## Your task
Copy out every line that contains the word "Enter".

[Data entries]
================
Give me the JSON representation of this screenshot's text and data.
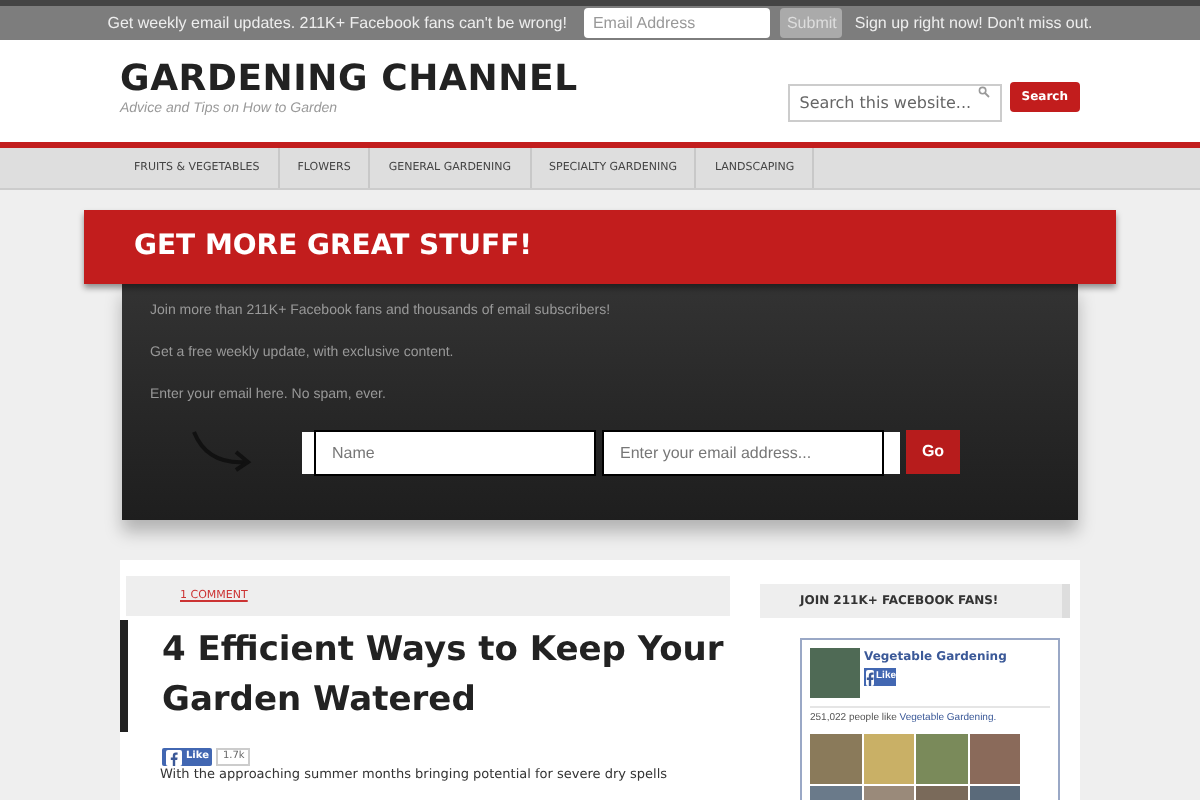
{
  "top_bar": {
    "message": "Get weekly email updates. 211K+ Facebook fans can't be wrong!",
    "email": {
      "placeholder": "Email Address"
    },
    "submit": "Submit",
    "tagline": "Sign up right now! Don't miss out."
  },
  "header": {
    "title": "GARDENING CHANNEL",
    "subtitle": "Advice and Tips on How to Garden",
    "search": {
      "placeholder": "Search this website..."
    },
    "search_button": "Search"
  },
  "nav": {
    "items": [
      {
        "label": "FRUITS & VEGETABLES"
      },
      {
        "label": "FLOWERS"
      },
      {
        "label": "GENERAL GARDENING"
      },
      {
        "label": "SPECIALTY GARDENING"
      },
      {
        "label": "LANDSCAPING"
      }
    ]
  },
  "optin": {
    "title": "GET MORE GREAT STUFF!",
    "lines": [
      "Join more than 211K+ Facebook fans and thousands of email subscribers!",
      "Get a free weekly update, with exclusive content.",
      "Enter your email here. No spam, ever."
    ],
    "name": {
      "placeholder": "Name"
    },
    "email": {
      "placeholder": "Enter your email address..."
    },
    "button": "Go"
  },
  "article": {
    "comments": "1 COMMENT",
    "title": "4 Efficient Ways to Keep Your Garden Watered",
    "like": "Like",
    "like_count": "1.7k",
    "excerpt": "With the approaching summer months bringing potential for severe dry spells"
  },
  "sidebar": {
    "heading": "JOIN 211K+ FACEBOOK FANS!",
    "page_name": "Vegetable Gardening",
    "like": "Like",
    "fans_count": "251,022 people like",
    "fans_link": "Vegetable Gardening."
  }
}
================
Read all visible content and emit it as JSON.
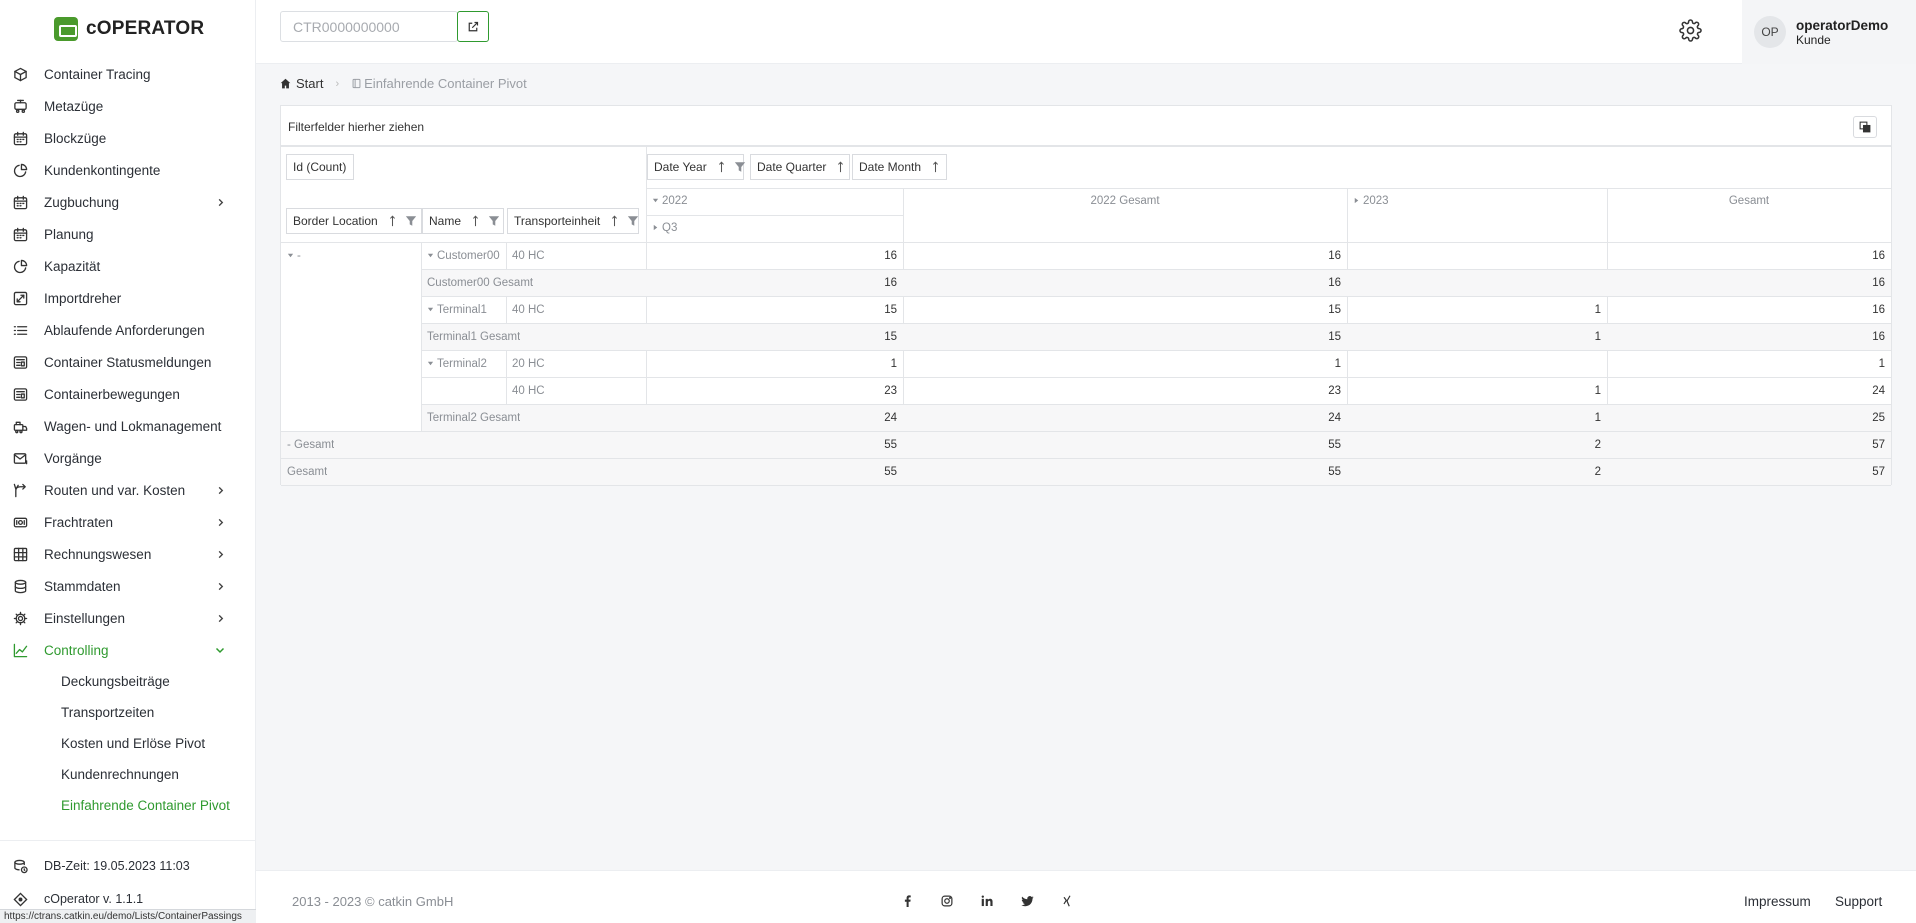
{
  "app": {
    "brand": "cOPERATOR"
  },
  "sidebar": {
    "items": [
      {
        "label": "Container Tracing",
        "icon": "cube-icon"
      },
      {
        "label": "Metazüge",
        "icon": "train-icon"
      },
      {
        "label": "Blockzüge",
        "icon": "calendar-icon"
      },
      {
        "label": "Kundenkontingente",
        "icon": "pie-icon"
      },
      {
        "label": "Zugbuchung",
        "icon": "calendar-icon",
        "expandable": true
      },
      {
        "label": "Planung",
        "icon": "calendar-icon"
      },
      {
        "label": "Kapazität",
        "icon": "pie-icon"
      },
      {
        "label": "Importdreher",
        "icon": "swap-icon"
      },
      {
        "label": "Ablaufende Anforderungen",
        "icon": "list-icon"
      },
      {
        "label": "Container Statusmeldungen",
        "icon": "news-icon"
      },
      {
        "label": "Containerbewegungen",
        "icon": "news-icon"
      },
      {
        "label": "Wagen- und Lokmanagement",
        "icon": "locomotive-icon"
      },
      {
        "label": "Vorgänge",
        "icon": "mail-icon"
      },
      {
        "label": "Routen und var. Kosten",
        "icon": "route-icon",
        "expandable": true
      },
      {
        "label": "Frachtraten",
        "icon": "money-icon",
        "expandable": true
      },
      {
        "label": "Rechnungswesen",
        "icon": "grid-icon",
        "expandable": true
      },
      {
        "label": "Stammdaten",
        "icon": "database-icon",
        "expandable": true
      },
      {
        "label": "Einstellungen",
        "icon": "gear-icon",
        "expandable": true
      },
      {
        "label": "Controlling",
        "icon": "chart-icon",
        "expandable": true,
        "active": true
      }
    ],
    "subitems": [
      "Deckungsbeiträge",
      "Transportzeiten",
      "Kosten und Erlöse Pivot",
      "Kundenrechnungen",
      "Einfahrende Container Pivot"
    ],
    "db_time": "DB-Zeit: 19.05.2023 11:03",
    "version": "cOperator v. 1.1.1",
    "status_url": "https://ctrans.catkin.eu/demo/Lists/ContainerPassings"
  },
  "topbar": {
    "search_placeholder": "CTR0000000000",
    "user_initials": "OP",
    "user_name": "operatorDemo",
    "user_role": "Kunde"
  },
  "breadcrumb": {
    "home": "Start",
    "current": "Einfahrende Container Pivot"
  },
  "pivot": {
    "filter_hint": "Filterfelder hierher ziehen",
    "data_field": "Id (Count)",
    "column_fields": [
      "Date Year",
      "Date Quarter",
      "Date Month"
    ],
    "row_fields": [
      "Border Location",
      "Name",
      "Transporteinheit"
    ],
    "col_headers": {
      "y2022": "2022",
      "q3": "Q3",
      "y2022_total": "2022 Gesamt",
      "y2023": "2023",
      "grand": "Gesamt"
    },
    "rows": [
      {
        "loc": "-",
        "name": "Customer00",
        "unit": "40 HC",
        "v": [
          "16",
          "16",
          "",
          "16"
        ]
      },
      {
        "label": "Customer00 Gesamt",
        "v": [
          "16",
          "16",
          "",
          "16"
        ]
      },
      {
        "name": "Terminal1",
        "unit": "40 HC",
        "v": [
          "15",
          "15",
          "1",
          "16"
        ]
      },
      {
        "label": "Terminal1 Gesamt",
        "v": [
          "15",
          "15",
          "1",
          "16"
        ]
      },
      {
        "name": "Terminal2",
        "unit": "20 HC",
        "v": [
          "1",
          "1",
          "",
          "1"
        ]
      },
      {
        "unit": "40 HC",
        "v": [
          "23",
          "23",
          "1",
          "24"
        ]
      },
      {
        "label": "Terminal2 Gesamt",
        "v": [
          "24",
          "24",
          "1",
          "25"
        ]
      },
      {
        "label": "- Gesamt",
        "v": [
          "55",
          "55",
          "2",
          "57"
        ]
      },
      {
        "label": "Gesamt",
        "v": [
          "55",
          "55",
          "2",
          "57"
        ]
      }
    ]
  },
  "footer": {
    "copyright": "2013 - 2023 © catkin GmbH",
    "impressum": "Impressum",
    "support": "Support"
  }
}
================
## Task solution
      "Enter your email here. No spam, ever."
      "placeholder": "Enter your email address..."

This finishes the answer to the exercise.